# Goal
Here are records with pictures in them. Copy all of them exactly and leave the pictures out.

# The input
⟨

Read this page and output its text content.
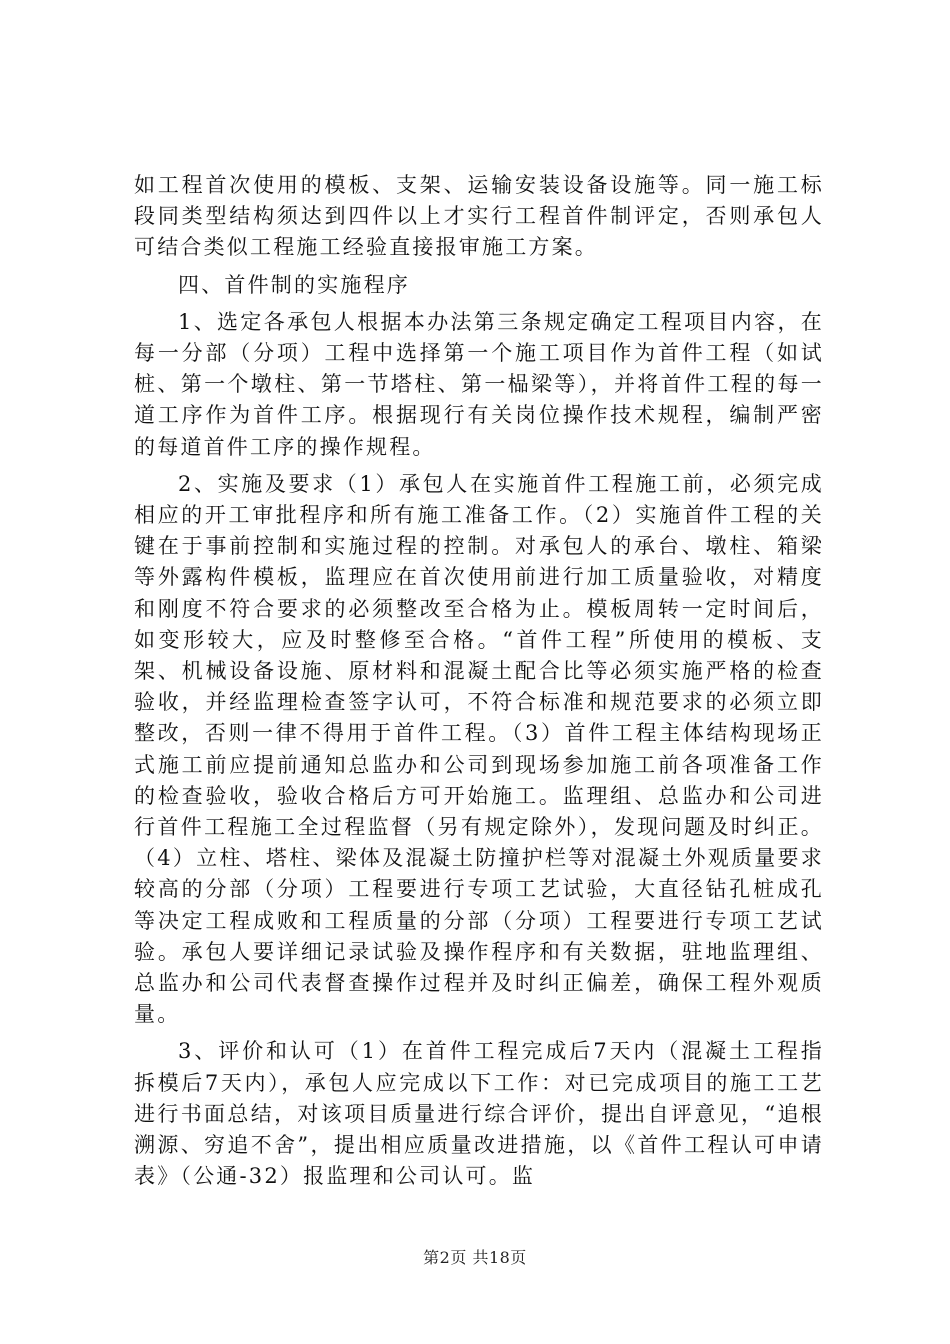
如工程首次使用的模板、支架、运输安装设备设施等。同一施工标段同类型结构须达到四件以上才实行工程首件制评定，否则承包人可结合类似工程施工经验直接报审施工方案。

四、首件制的实施程序

1、选定各承包人根据本办法第三条规定确定工程项目内容，在每一分部（分项）工程中选择第一个施工项目作为首件工程（如试桩、第一个墩柱、第一节塔柱、第一榀梁等），并将首件工程的每一道工序作为首件工序。根据现行有关岗位操作技术规程，编制严密的每道首件工序的操作规程。

2、实施及要求（1）承包人在实施首件工程施工前，必须完成相应的开工审批程序和所有施工准备工作。（2）实施首件工程的关键在于事前控制和实施过程的控制。对承包人的承台、墩柱、箱梁等外露构件模板，监理应在首次使用前进行加工质量验收，对精度和刚度不符合要求的必须整改至合格为止。模板周转一定时间后，如变形较大，应及时整修至合格。“首件工程”所使用的模板、支架、机械设备设施、原材料和混凝土配合比等必须实施严格的检查验收，并经监理检查签字认可，不符合标准和规范要求的必须立即整改，否则一律不得用于首件工程。（3）首件工程主体结构现场正式施工前应提前通知总监办和公司到现场参加施工前各项准备工作的检查验收，验收合格后方可开始施工。监理组、总监办和公司进行首件工程施工全过程监督（另有规定除外），发现问题及时纠正。（4）立柱、塔柱、梁体及混凝土防撞护栏等对混凝土外观质量要求较高的分部（分项）工程要进行专项工艺试验，大直径钻孔桩成孔等决定工程成败和工程质量的分部（分项）工程要进行专项工艺试验。承包人要详细记录试验及操作程序和有关数据，驻地监理组、总监办和公司代表督查操作过程并及时纠正偏差，确保工程外观质量。

3、评价和认可（1）在首件工程完成后7天内（混凝土工程指拆模后7天内），承包人应完成以下工作：对已完成项目的施工工艺进行书面总结，对该项目质量进行综合评价，提出自评意见，“追根溯源、穷追不舍”，提出相应质量改进措施，以《首件工程认可申请表》（公通-32）报监理和公司认可。监

第2页 共18页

⟩

# Exercise output
Read this page and output its text content.
如工程首次使用的模板、支架、运输安装设备设施等。同一施工标段同类型结构须达到四件以上才实行工程首件制评定，否则承包人可结合类似工程施工经验直接报审施工方案。

四、首件制的实施程序

1、选定各承包人根据本办法第三条规定确定工程项目内容，在每一分部（分项）工程中选择第一个施工项目作为首件工程（如试桩、第一个墩柱、第一节塔柱、第一榀梁等），并将首件工程的每一道工序作为首件工序。根据现行有关岗位操作技术规程，编制严密的每道首件工序的操作规程。

2、实施及要求（1）承包人在实施首件工程施工前，必须完成相应的开工审批程序和所有施工准备工作。（2）实施首件工程的关键在于事前控制和实施过程的控制。对承包人的承台、墩柱、箱梁等外露构件模板，监理应在首次使用前进行加工质量验收，对精度和刚度不符合要求的必须整改至合格为止。模板周转一定时间后，如变形较大，应及时整修至合格。“首件工程”所使用的模板、支架、机械设备设施、原材料和混凝土配合比等必须实施严格的检查验收，并经监理检查签字认可，不符合标准和规范要求的必须立即整改，否则一律不得用于首件工程。（3）首件工程主体结构现场正式施工前应提前通知总监办和公司到现场参加施工前各项准备工作的检查验收，验收合格后方可开始施工。监理组、总监办和公司进行首件工程施工全过程监督（另有规定除外），发现问题及时纠正。（4）立柱、塔柱、梁体及混凝土防撞护栏等对混凝土外观质量要求较高的分部（分项）工程要进行专项工艺试验，大直径钻孔桩成孔等决定工程成败和工程质量的分部（分项）工程要进行专项工艺试验。承包人要详细记录试验及操作程序和有关数据，驻地监理组、总监办和公司代表督查操作过程并及时纠正偏差，确保工程外观质量。

3、评价和认可（1）在首件工程完成后7天内（混凝土工程指拆模后7天内），承包人应完成以下工作：对已完成项目的施工工艺进行书面总结，对该项目质量进行综合评价，提出自评意见，“追根溯源、穷追不舍”，提出相应质量改进措施，以《首件工程认可申请表》（公通-32）报监理和公司认可。监

第2页 共18页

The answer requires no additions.